**WHAT IS EXPECTED:**
Aim for an exact copy of the listing, without any images.

**EXCERPTED DATA:**
══════════════════════════════

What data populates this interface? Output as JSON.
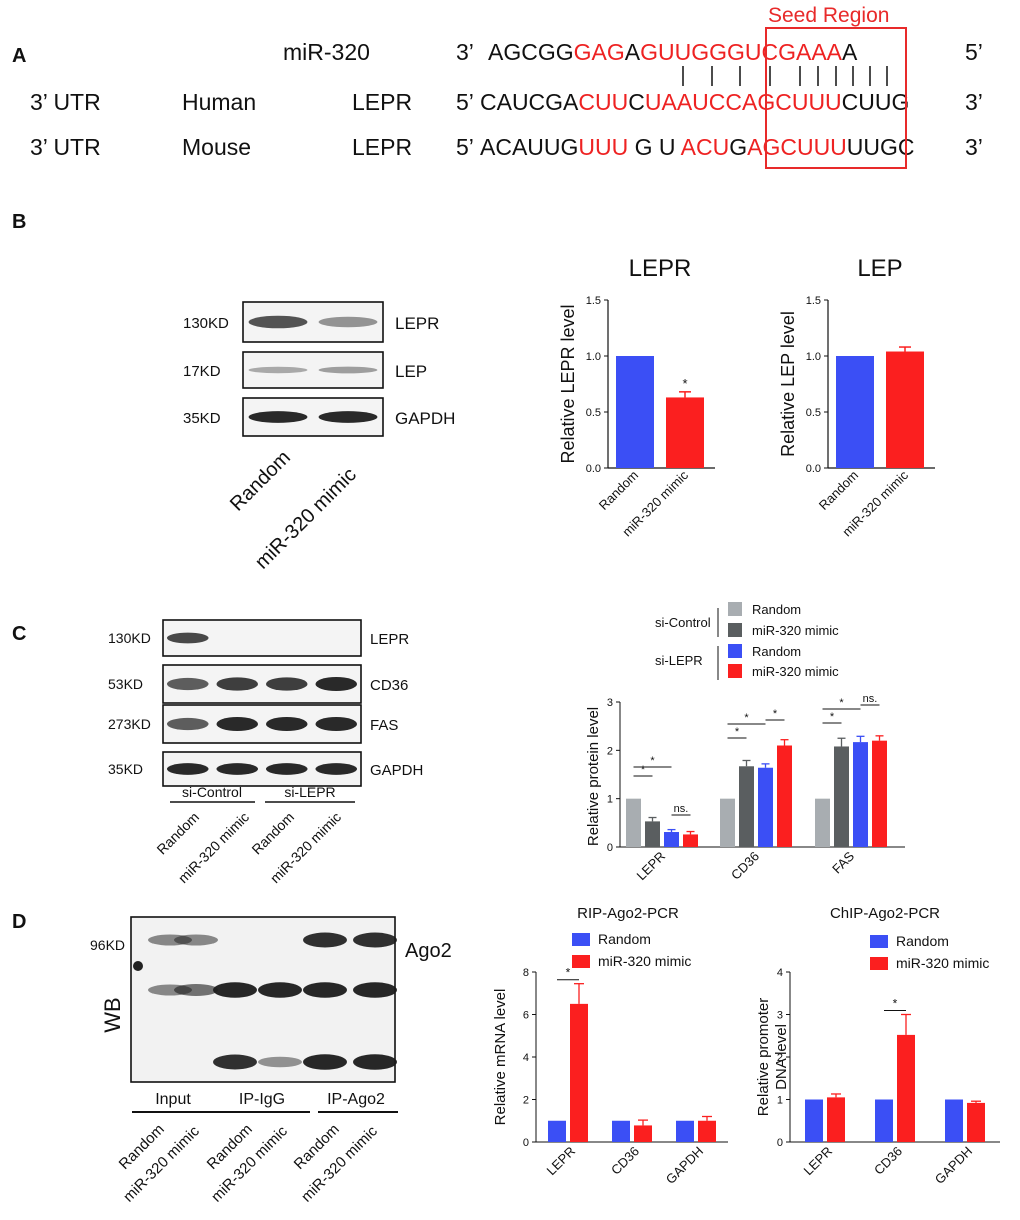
{
  "panel_letters": {
    "a": "A",
    "b": "B",
    "c": "C",
    "d": "D"
  },
  "panel_a": {
    "seed_label": "Seed Region",
    "mir_name": "miR-320",
    "mir_prime_left": "3’",
    "mir_prime_right": "5’",
    "mir_seq": [
      {
        "t": "AGCGG",
        "red": false
      },
      {
        "t": "GAG",
        "red": true
      },
      {
        "t": "A",
        "red": false
      },
      {
        "t": "GUUGG",
        "red": true
      },
      {
        "t": "GUCGAAA",
        "red": true
      },
      {
        "t": "A",
        "red": false
      }
    ],
    "bonds": "|   |   |   |    |  |  |  |  |  |  |",
    "human": {
      "utr": "3’ UTR",
      "species": "Human",
      "gene": "LEPR",
      "prime_left": "5’",
      "prime_right": "3’",
      "seq": [
        {
          "t": "CAUCGA",
          "red": false
        },
        {
          "t": "CUU",
          "red": true
        },
        {
          "t": "C",
          "red": false
        },
        {
          "t": "UAAUC",
          "red": true
        },
        {
          "t": "CAGCUUU",
          "red": true
        },
        {
          "t": "CUUG",
          "red": false
        }
      ]
    },
    "mouse": {
      "utr": "3’ UTR",
      "species": "Mouse",
      "gene": "LEPR",
      "prime_left": "5’",
      "prime_right": "3’",
      "seq": [
        {
          "t": "ACAUUG",
          "red": false
        },
        {
          "t": "UUU",
          "red": true
        },
        {
          "t": " G U ",
          "red": false
        },
        {
          "t": "A",
          "red": true
        },
        {
          "t": "CU",
          "red": true
        },
        {
          "t": "G",
          "red": false
        },
        {
          "t": "AGCUUU",
          "red": true
        },
        {
          "t": "UUGC",
          "red": false
        }
      ]
    }
  },
  "panel_b": {
    "blot": {
      "bands": [
        {
          "mw": "130KD",
          "name": "LEPR"
        },
        {
          "mw": "17KD",
          "name": "LEP"
        },
        {
          "mw": "35KD",
          "name": "GAPDH"
        }
      ],
      "lanes": [
        "Random",
        "miR-320 mimic"
      ]
    },
    "charts": [
      {
        "title": "LEPR",
        "ylabel": "Relative LEPR level",
        "ylim": [
          0,
          1.5
        ],
        "ticks": [
          "0.0",
          "0.5",
          "1.0",
          "1.5"
        ],
        "categories": [
          "Random",
          "miR-320 mimic"
        ],
        "values": [
          1.0,
          0.63
        ],
        "errors": [
          0,
          0.05
        ],
        "colors": [
          "#3b4ff5",
          "#fb1f1f"
        ],
        "star": "*"
      },
      {
        "title": "LEP",
        "ylabel": "Relative LEP level",
        "ylim": [
          0,
          1.5
        ],
        "ticks": [
          "0.0",
          "0.5",
          "1.0",
          "1.5"
        ],
        "categories": [
          "Random",
          "miR-320 mimic"
        ],
        "values": [
          1.0,
          1.04
        ],
        "errors": [
          0,
          0.04
        ],
        "colors": [
          "#3b4ff5",
          "#fb1f1f"
        ],
        "star": ""
      }
    ]
  },
  "panel_c": {
    "blot": {
      "bands": [
        {
          "mw": "130KD",
          "name": "LEPR"
        },
        {
          "mw": "53KD",
          "name": "CD36"
        },
        {
          "mw": "273KD",
          "name": "FAS"
        },
        {
          "mw": "35KD",
          "name": "GAPDH"
        }
      ],
      "groups": [
        "si-Control",
        "si-LEPR"
      ],
      "lanes": [
        "Random",
        "miR-320 mimic",
        "Random",
        "miR-320 mimic"
      ]
    },
    "legend": {
      "groups": [
        {
          "name": "si-Control",
          "items": [
            {
              "label": "Random",
              "color": "#a8adb1"
            },
            {
              "label": "miR-320 mimic",
              "color": "#5a5e60"
            }
          ]
        },
        {
          "name": "si-LEPR",
          "items": [
            {
              "label": "Random",
              "color": "#3b4ff5"
            },
            {
              "label": "miR-320 mimic",
              "color": "#fb1f1f"
            }
          ]
        }
      ]
    },
    "chart_data": {
      "type": "bar",
      "ylabel": "Relative protein level",
      "ylim": [
        0,
        3
      ],
      "ticks": [
        "0",
        "1",
        "2",
        "3"
      ],
      "categories": [
        "LEPR",
        "CD36",
        "FAS"
      ],
      "series": [
        {
          "name": "Random",
          "values": [
            1.0,
            1.0,
            1.0
          ],
          "errors": [
            0,
            0,
            0
          ]
        },
        {
          "name": "miR-320 mimic",
          "values": [
            0.53,
            1.67,
            2.08
          ],
          "errors": [
            0.08,
            0.12,
            0.17
          ]
        },
        {
          "name": "Random",
          "values": [
            0.31,
            1.64,
            2.17
          ],
          "errors": [
            0.05,
            0.08,
            0.12
          ]
        },
        {
          "name": "miR-320 mimic",
          "values": [
            0.26,
            2.1,
            2.2
          ],
          "errors": [
            0.06,
            0.12,
            0.1
          ]
        }
      ],
      "annotations": [
        "*",
        "*",
        "ns.",
        "*",
        "*",
        "*",
        "*",
        "*",
        "ns."
      ]
    }
  },
  "panel_d": {
    "blot": {
      "axis_label": "WB",
      "mw": "96KD",
      "band": "Ago2",
      "groups": [
        "Input",
        "IP-IgG",
        "IP-Ago2"
      ],
      "lanes": [
        "Random",
        "miR-320 mimic",
        "Random",
        "miR-320 mimic",
        "Random",
        "miR-320 mimic"
      ]
    },
    "charts": [
      {
        "title": "RIP-Ago2-PCR",
        "ylabel": "Relative mRNA level",
        "ylim": [
          0,
          8
        ],
        "ticks": [
          "0",
          "2",
          "4",
          "6",
          "8"
        ],
        "categories": [
          "LEPR",
          "CD36",
          "GAPDH"
        ],
        "series": [
          {
            "name": "Random",
            "values": [
              1,
              1,
              1
            ],
            "errors": [
              0,
              0,
              0
            ]
          },
          {
            "name": "miR-320 mimic",
            "values": [
              6.5,
              0.78,
              1.0
            ],
            "errors": [
              0.95,
              0.25,
              0.2
            ]
          }
        ],
        "star": "*"
      },
      {
        "title": "ChIP-Ago2-PCR",
        "ylabel": "Relative promoter DNA level",
        "ylim": [
          0,
          4
        ],
        "ticks": [
          "0",
          "1",
          "2",
          "3",
          "4"
        ],
        "categories": [
          "LEPR",
          "CD36",
          "GAPDH"
        ],
        "series": [
          {
            "name": "Random",
            "values": [
              1,
              1,
              1
            ],
            "errors": [
              0,
              0,
              0
            ]
          },
          {
            "name": "miR-320 mimic",
            "values": [
              1.05,
              2.52,
              0.92
            ],
            "errors": [
              0.08,
              0.48,
              0.04
            ]
          }
        ],
        "star": "*"
      }
    ],
    "legend": [
      {
        "label": "Random",
        "color": "#3b4ff5"
      },
      {
        "label": "miR-320 mimic",
        "color": "#fb1f1f"
      }
    ]
  }
}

══════════════════════════════

**RESPONSE TO THIS TASK:**
What data populates this interface? Output as JSON.
{
  "panel_letters": {
    "a": "A",
    "b": "B",
    "c": "C",
    "d": "D"
  },
  "panel_a": {
    "seed_label": "Seed Region",
    "mir_name": "miR-320",
    "mir_prime_left": "3’",
    "mir_prime_right": "5’",
    "mir_seq": [
      {
        "t": "AGCGG",
        "red": false
      },
      {
        "t": "GAG",
        "red": true
      },
      {
        "t": "A",
        "red": false
      },
      {
        "t": "GUUGG",
        "red": true
      },
      {
        "t": "GUCGAAA",
        "red": true
      },
      {
        "t": "A",
        "red": false
      }
    ],
    "bonds": "|   |   |   |    |  |  |  |  |  |  |",
    "human": {
      "utr": "3’ UTR",
      "species": "Human",
      "gene": "LEPR",
      "prime_left": "5’",
      "prime_right": "3’",
      "seq": [
        {
          "t": "CAUCGA",
          "red": false
        },
        {
          "t": "CUU",
          "red": true
        },
        {
          "t": "C",
          "red": false
        },
        {
          "t": "UAAUC",
          "red": true
        },
        {
          "t": "CAGCUUU",
          "red": true
        },
        {
          "t": "CUUG",
          "red": false
        }
      ]
    },
    "mouse": {
      "utr": "3’ UTR",
      "species": "Mouse",
      "gene": "LEPR",
      "prime_left": "5’",
      "prime_right": "3’",
      "seq": [
        {
          "t": "ACAUUG",
          "red": false
        },
        {
          "t": "UUU",
          "red": true
        },
        {
          "t": " G U ",
          "red": false
        },
        {
          "t": "A",
          "red": true
        },
        {
          "t": "CU",
          "red": true
        },
        {
          "t": "G",
          "red": false
        },
        {
          "t": "AGCUUU",
          "red": true
        },
        {
          "t": "UUGC",
          "red": false
        }
      ]
    }
  },
  "panel_b": {
    "blot": {
      "bands": [
        {
          "mw": "130KD",
          "name": "LEPR"
        },
        {
          "mw": "17KD",
          "name": "LEP"
        },
        {
          "mw": "35KD",
          "name": "GAPDH"
        }
      ],
      "lanes": [
        "Random",
        "miR-320 mimic"
      ]
    },
    "charts": [
      {
        "title": "LEPR",
        "ylabel": "Relative LEPR level",
        "ylim": [
          0,
          1.5
        ],
        "ticks": [
          "0.0",
          "0.5",
          "1.0",
          "1.5"
        ],
        "categories": [
          "Random",
          "miR-320 mimic"
        ],
        "values": [
          1.0,
          0.63
        ],
        "errors": [
          0,
          0.05
        ],
        "colors": [
          "#3b4ff5",
          "#fb1f1f"
        ],
        "star": "*"
      },
      {
        "title": "LEP",
        "ylabel": "Relative LEP level",
        "ylim": [
          0,
          1.5
        ],
        "ticks": [
          "0.0",
          "0.5",
          "1.0",
          "1.5"
        ],
        "categories": [
          "Random",
          "miR-320 mimic"
        ],
        "values": [
          1.0,
          1.04
        ],
        "errors": [
          0,
          0.04
        ],
        "colors": [
          "#3b4ff5",
          "#fb1f1f"
        ],
        "star": ""
      }
    ]
  },
  "panel_c": {
    "blot": {
      "bands": [
        {
          "mw": "130KD",
          "name": "LEPR"
        },
        {
          "mw": "53KD",
          "name": "CD36"
        },
        {
          "mw": "273KD",
          "name": "FAS"
        },
        {
          "mw": "35KD",
          "name": "GAPDH"
        }
      ],
      "groups": [
        "si-Control",
        "si-LEPR"
      ],
      "lanes": [
        "Random",
        "miR-320 mimic",
        "Random",
        "miR-320 mimic"
      ]
    },
    "legend": {
      "groups": [
        {
          "name": "si-Control",
          "items": [
            {
              "label": "Random",
              "color": "#a8adb1"
            },
            {
              "label": "miR-320 mimic",
              "color": "#5a5e60"
            }
          ]
        },
        {
          "name": "si-LEPR",
          "items": [
            {
              "label": "Random",
              "color": "#3b4ff5"
            },
            {
              "label": "miR-320 mimic",
              "color": "#fb1f1f"
            }
          ]
        }
      ]
    },
    "chart_data": {
      "type": "bar",
      "ylabel": "Relative protein level",
      "ylim": [
        0,
        3
      ],
      "ticks": [
        "0",
        "1",
        "2",
        "3"
      ],
      "categories": [
        "LEPR",
        "CD36",
        "FAS"
      ],
      "series": [
        {
          "name": "Random",
          "values": [
            1.0,
            1.0,
            1.0
          ],
          "errors": [
            0,
            0,
            0
          ]
        },
        {
          "name": "miR-320 mimic",
          "values": [
            0.53,
            1.67,
            2.08
          ],
          "errors": [
            0.08,
            0.12,
            0.17
          ]
        },
        {
          "name": "Random",
          "values": [
            0.31,
            1.64,
            2.17
          ],
          "errors": [
            0.05,
            0.08,
            0.12
          ]
        },
        {
          "name": "miR-320 mimic",
          "values": [
            0.26,
            2.1,
            2.2
          ],
          "errors": [
            0.06,
            0.12,
            0.1
          ]
        }
      ],
      "annotations": [
        "*",
        "*",
        "ns.",
        "*",
        "*",
        "*",
        "*",
        "*",
        "ns."
      ]
    }
  },
  "panel_d": {
    "blot": {
      "axis_label": "WB",
      "mw": "96KD",
      "band": "Ago2",
      "groups": [
        "Input",
        "IP-IgG",
        "IP-Ago2"
      ],
      "lanes": [
        "Random",
        "miR-320 mimic",
        "Random",
        "miR-320 mimic",
        "Random",
        "miR-320 mimic"
      ]
    },
    "charts": [
      {
        "title": "RIP-Ago2-PCR",
        "ylabel": "Relative mRNA level",
        "ylim": [
          0,
          8
        ],
        "ticks": [
          "0",
          "2",
          "4",
          "6",
          "8"
        ],
        "categories": [
          "LEPR",
          "CD36",
          "GAPDH"
        ],
        "series": [
          {
            "name": "Random",
            "values": [
              1,
              1,
              1
            ],
            "errors": [
              0,
              0,
              0
            ]
          },
          {
            "name": "miR-320 mimic",
            "values": [
              6.5,
              0.78,
              1.0
            ],
            "errors": [
              0.95,
              0.25,
              0.2
            ]
          }
        ],
        "star": "*"
      },
      {
        "title": "ChIP-Ago2-PCR",
        "ylabel": "Relative promoter DNA level",
        "ylim": [
          0,
          4
        ],
        "ticks": [
          "0",
          "1",
          "2",
          "3",
          "4"
        ],
        "categories": [
          "LEPR",
          "CD36",
          "GAPDH"
        ],
        "series": [
          {
            "name": "Random",
            "values": [
              1,
              1,
              1
            ],
            "errors": [
              0,
              0,
              0
            ]
          },
          {
            "name": "miR-320 mimic",
            "values": [
              1.05,
              2.52,
              0.92
            ],
            "errors": [
              0.08,
              0.48,
              0.04
            ]
          }
        ],
        "star": "*"
      }
    ],
    "legend": [
      {
        "label": "Random",
        "color": "#3b4ff5"
      },
      {
        "label": "miR-320 mimic",
        "color": "#fb1f1f"
      }
    ]
  }
}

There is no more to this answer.